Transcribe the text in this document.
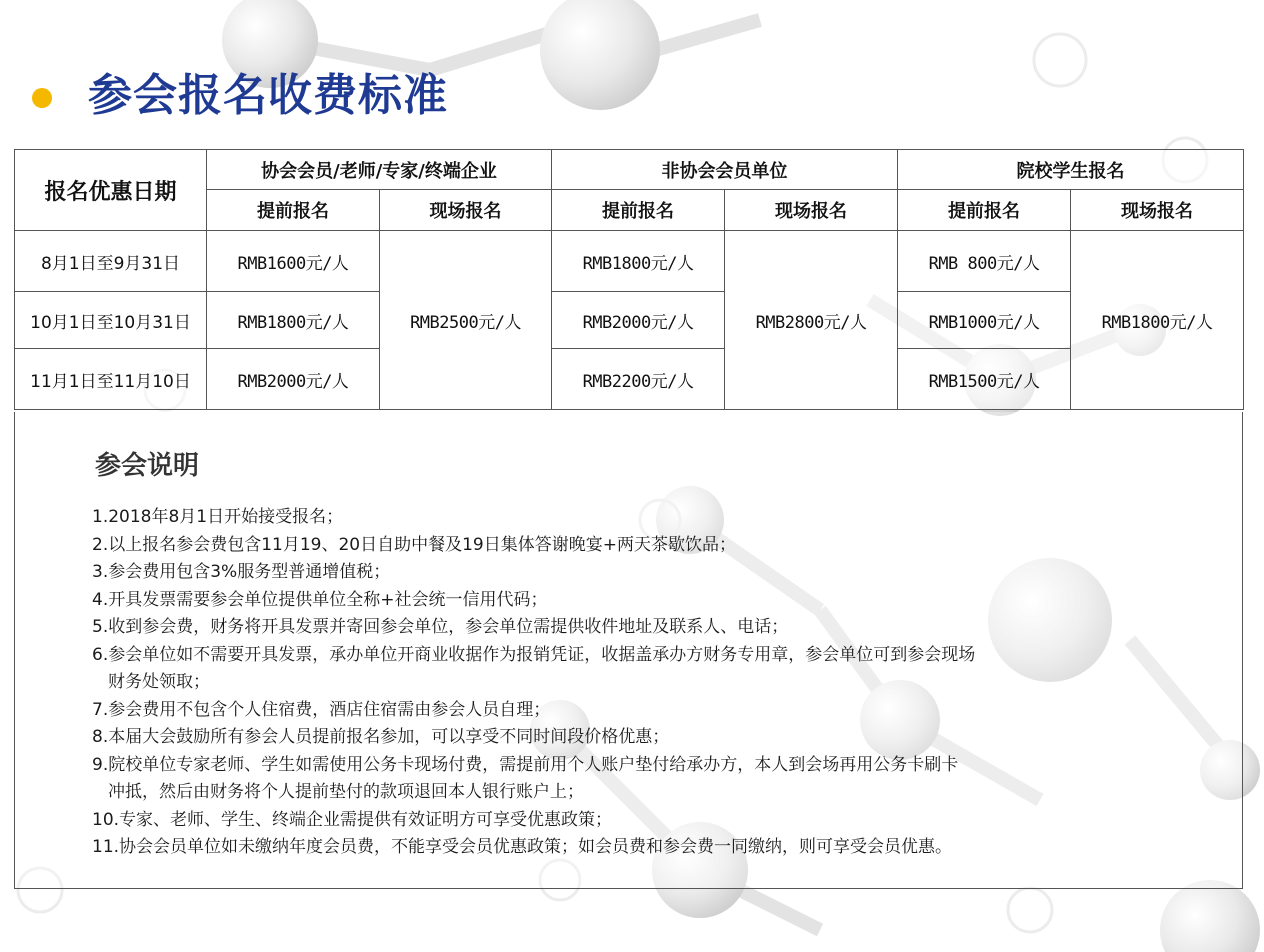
参会报名收费标准
报名优惠日期	协会会员/老师/专家/终端企业		非协会会员单位		院校学生报名	
	提前报名	现场报名	提前报名	现场报名	提前报名	现场报名
8月1日至9月31日	RMB1600元/人	RMB2500元/人	RMB1800元/人	RMB2800元/人	RMB 800元/人	RMB1800元/人
10月1日至10月31日	RMB1800元/人		RMB2000元/人		RMB1000元/人	
11月1日至11月10日	RMB2000元/人		RMB2200元/人		RMB1500元/人	
参会说明
1.2018年8月1日开始接受报名；
2.以上报名参会费包含11月19、20日自助中餐及19日集体答谢晚宴+两天茶歇饮品；
3.参会费用包含3%服务型普通增值税；
4.开具发票需要参会单位提供单位全称+社会统一信用代码；
5.收到参会费，财务将开具发票并寄回参会单位，参会单位需提供收件地址及联系人、电话；
6.参会单位如不需要开具发票，承办单位开商业收据作为报销凭证，收据盖承办方财务专用章，参会单位可到参会现场
财务处领取；
7.参会费用不包含个人住宿费，酒店住宿需由参会人员自理；
8.本届大会鼓励所有参会人员提前报名参加，可以享受不同时间段价格优惠；
9.院校单位专家老师、学生如需使用公务卡现场付费，需提前用个人账户垫付给承办方，本人到会场再用公务卡刷卡
冲抵，然后由财务将个人提前垫付的款项退回本人银行账户上；
10.专家、老师、学生、终端企业需提供有效证明方可享受优惠政策；
11.协会会员单位如未缴纳年度会员费，不能享受会员优惠政策；如会员费和参会费一同缴纳，则可享受会员优惠。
──────────
Write the records out again in full, exactly, and skip every picture.

Transcribe the text in this document.
参会报名收费标准
报名优惠日期	协会会员/老师/专家/终端企业		非协会会员单位		院校学生报名	
	提前报名	现场报名	提前报名	现场报名	提前报名	现场报名
8月1日至9月31日	RMB1600元/人	RMB2500元/人	RMB1800元/人	RMB2800元/人	RMB 800元/人	RMB1800元/人
10月1日至10月31日	RMB1800元/人		RMB2000元/人		RMB1000元/人	
11月1日至11月10日	RMB2000元/人		RMB2200元/人		RMB1500元/人	
参会说明
1.2018年8月1日开始接受报名；
2.以上报名参会费包含11月19、20日自助中餐及19日集体答谢晚宴+两天茶歇饮品；
3.参会费用包含3%服务型普通增值税；
4.开具发票需要参会单位提供单位全称+社会统一信用代码；
5.收到参会费，财务将开具发票并寄回参会单位，参会单位需提供收件地址及联系人、电话；
6.参会单位如不需要开具发票，承办单位开商业收据作为报销凭证，收据盖承办方财务专用章，参会单位可到参会现场
财务处领取；
7.参会费用不包含个人住宿费，酒店住宿需由参会人员自理；
8.本届大会鼓励所有参会人员提前报名参加，可以享受不同时间段价格优惠；
9.院校单位专家老师、学生如需使用公务卡现场付费，需提前用个人账户垫付给承办方，本人到会场再用公务卡刷卡
冲抵，然后由财务将个人提前垫付的款项退回本人银行账户上；
10.专家、老师、学生、终端企业需提供有效证明方可享受优惠政策；
11.协会会员单位如未缴纳年度会员费，不能享受会员优惠政策；如会员费和参会费一同缴纳，则可享受会员优惠。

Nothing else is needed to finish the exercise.